Task input:
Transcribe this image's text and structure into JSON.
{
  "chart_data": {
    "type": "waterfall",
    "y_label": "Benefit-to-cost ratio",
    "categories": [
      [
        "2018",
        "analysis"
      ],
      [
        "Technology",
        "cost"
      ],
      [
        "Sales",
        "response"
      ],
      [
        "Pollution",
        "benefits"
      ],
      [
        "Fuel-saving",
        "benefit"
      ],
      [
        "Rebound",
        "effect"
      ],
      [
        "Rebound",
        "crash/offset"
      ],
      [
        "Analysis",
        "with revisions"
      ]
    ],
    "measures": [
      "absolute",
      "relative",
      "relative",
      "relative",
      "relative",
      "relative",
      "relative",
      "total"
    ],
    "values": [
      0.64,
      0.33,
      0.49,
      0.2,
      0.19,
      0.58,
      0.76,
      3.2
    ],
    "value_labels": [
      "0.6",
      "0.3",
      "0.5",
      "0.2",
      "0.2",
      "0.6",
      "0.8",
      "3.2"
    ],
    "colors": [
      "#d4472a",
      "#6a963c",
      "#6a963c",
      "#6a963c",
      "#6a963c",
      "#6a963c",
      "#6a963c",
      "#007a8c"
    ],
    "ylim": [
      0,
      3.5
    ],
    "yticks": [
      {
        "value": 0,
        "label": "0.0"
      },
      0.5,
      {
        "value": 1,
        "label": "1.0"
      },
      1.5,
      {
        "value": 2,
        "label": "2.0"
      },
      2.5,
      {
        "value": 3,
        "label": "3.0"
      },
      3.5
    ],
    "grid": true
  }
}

Problem statement:
Reproduce the entries above in full, verbatim.

In response:
Transcribe this image's text and structure into JSON.
{
  "chart_data": {
    "type": "waterfall",
    "y_label": "Benefit-to-cost ratio",
    "categories": [
      [
        "2018",
        "analysis"
      ],
      [
        "Technology",
        "cost"
      ],
      [
        "Sales",
        "response"
      ],
      [
        "Pollution",
        "benefits"
      ],
      [
        "Fuel-saving",
        "benefit"
      ],
      [
        "Rebound",
        "effect"
      ],
      [
        "Rebound",
        "crash/offset"
      ],
      [
        "Analysis",
        "with revisions"
      ]
    ],
    "measures": [
      "absolute",
      "relative",
      "relative",
      "relative",
      "relative",
      "relative",
      "relative",
      "total"
    ],
    "values": [
      0.64,
      0.33,
      0.49,
      0.2,
      0.19,
      0.58,
      0.76,
      3.2
    ],
    "value_labels": [
      "0.6",
      "0.3",
      "0.5",
      "0.2",
      "0.2",
      "0.6",
      "0.8",
      "3.2"
    ],
    "colors": [
      "#d4472a",
      "#6a963c",
      "#6a963c",
      "#6a963c",
      "#6a963c",
      "#6a963c",
      "#6a963c",
      "#007a8c"
    ],
    "ylim": [
      0,
      3.5
    ],
    "yticks": [
      {
        "value": 0,
        "label": "0.0"
      },
      0.5,
      {
        "value": 1,
        "label": "1.0"
      },
      1.5,
      {
        "value": 2,
        "label": "2.0"
      },
      2.5,
      {
        "value": 3,
        "label": "3.0"
      },
      3.5
    ],
    "grid": true
  }
}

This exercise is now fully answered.